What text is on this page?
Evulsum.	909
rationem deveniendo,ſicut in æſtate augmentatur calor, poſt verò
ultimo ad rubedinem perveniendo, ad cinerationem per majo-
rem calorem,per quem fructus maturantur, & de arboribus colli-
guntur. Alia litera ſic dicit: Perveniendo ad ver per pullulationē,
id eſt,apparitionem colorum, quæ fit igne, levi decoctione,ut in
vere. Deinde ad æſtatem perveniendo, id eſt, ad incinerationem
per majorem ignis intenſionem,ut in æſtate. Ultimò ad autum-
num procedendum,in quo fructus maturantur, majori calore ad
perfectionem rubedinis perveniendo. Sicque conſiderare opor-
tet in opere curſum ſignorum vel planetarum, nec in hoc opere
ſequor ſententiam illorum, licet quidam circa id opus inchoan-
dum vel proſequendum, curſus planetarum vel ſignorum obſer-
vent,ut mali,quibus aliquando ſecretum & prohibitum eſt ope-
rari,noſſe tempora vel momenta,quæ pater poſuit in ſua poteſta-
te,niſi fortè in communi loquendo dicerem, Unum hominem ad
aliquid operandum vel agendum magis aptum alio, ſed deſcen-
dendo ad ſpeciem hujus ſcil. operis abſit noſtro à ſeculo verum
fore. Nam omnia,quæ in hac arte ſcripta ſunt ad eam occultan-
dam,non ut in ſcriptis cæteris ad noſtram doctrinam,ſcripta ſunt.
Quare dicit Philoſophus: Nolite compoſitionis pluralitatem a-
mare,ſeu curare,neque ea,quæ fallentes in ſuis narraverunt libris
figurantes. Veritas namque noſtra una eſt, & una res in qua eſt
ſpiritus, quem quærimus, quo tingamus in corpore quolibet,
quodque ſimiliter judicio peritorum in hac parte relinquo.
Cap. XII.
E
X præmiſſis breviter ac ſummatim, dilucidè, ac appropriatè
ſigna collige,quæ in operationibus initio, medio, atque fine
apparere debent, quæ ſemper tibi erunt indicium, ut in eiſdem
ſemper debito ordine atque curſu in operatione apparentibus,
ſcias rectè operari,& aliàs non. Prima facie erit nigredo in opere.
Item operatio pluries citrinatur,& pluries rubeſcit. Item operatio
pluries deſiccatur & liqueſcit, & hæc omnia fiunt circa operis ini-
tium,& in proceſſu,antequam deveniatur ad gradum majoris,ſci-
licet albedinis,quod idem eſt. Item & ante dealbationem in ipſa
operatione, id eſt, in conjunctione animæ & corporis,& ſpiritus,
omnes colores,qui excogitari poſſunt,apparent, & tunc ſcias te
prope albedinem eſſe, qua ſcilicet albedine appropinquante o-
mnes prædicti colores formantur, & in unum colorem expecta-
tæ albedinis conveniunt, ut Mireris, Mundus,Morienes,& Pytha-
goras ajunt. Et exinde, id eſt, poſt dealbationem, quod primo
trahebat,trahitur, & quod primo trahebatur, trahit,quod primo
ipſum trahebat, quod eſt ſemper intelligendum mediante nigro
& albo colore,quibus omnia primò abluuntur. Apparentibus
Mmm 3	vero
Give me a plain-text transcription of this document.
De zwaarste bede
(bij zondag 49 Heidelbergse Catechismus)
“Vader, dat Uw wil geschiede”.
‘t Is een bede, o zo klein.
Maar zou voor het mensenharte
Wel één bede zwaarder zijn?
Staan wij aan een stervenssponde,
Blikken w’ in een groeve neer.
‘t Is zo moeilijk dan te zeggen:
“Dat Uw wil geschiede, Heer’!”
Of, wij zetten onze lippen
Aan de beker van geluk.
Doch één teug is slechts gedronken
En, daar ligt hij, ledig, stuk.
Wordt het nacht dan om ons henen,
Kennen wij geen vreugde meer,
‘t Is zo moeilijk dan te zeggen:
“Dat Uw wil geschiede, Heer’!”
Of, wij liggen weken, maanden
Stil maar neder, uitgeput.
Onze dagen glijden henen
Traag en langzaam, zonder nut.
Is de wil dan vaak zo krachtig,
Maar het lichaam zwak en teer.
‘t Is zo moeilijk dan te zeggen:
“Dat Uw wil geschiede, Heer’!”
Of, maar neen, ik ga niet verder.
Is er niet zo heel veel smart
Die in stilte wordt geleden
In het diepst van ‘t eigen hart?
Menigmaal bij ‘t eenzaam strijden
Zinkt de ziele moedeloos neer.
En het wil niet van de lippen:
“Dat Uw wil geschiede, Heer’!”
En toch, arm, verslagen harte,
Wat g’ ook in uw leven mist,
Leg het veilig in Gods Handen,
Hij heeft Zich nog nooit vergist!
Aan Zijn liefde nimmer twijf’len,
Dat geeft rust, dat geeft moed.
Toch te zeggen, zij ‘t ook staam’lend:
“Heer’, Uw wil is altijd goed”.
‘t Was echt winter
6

◆ ◆ ◆ ◆ ◆ ◆ ◆

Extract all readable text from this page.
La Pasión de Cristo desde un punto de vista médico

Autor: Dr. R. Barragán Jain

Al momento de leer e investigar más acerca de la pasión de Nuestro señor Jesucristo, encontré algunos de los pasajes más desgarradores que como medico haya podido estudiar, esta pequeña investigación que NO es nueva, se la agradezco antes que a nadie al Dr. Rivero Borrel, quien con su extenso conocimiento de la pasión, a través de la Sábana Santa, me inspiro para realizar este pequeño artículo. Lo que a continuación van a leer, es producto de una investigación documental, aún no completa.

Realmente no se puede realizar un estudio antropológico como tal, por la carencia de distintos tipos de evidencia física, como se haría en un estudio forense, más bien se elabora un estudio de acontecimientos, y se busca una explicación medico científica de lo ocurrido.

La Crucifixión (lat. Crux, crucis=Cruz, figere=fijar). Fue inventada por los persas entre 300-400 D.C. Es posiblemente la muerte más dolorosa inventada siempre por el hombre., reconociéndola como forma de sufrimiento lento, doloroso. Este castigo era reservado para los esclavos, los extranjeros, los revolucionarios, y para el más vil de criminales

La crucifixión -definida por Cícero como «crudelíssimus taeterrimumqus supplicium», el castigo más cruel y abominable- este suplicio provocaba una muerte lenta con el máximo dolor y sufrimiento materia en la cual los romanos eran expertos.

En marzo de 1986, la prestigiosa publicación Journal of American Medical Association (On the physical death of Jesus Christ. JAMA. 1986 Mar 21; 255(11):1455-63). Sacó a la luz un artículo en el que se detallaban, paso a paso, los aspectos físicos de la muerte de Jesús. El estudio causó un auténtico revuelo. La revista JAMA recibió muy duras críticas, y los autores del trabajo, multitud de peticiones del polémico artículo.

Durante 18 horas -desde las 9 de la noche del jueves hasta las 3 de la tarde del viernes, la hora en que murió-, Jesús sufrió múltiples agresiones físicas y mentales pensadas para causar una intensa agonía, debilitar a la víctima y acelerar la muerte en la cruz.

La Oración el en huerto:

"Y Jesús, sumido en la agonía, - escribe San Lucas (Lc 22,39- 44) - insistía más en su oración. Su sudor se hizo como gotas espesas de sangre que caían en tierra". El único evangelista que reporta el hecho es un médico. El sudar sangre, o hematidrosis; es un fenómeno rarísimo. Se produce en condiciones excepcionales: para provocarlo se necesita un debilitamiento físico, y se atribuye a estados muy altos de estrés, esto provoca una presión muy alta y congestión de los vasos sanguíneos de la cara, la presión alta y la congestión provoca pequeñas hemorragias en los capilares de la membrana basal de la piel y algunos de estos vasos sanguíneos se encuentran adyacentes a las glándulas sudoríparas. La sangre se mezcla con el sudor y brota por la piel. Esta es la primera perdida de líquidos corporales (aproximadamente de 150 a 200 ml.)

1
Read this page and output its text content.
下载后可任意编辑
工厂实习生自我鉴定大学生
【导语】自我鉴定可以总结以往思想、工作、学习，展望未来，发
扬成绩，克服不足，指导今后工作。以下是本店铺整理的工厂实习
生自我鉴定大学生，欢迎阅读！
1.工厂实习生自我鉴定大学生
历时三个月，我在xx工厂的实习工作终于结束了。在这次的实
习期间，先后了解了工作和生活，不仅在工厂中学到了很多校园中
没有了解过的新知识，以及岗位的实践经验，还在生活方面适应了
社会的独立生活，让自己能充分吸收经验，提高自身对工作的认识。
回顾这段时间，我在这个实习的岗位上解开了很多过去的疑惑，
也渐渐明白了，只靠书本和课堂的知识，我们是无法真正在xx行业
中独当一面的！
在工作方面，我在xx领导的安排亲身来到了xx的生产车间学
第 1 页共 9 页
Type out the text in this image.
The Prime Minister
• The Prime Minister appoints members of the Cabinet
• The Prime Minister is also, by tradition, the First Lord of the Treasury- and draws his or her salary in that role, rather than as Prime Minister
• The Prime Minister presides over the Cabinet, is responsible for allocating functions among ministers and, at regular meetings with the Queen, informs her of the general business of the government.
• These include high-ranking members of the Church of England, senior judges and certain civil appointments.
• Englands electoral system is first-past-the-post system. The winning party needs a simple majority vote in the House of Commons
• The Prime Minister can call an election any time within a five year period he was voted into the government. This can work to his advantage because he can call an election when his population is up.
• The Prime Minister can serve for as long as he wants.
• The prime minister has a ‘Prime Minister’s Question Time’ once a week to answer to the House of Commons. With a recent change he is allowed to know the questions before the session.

◆ ◆ ◆ ◆ ◆ ◆ ◆

- _Stated goal_
Copy every single line of the material above that holds "Minister".

- _Output_
The Prime Minister
• The Prime Minister appoints members of the Cabinet
• The Prime Minister is also, by tradition, the First Lord of the Treasury- and draws his or her salary in that role, rather than as Prime Minister
• The Prime Minister presides over the Cabinet, is responsible for allocating functions among ministers and, at regular meetings with the Queen, informs her of the general business of the government.
• The Prime Minister can call an election any time within a five year period he was voted into the government. This can work to his advantage because he can call an election when his population is up.
• The Prime Minister can serve for as long as he wants.
• The prime minister has a ‘Prime Minister’s Question Time’ once a week to answer to the House of Commons. With a recent change he is allowed to know the questions before the session.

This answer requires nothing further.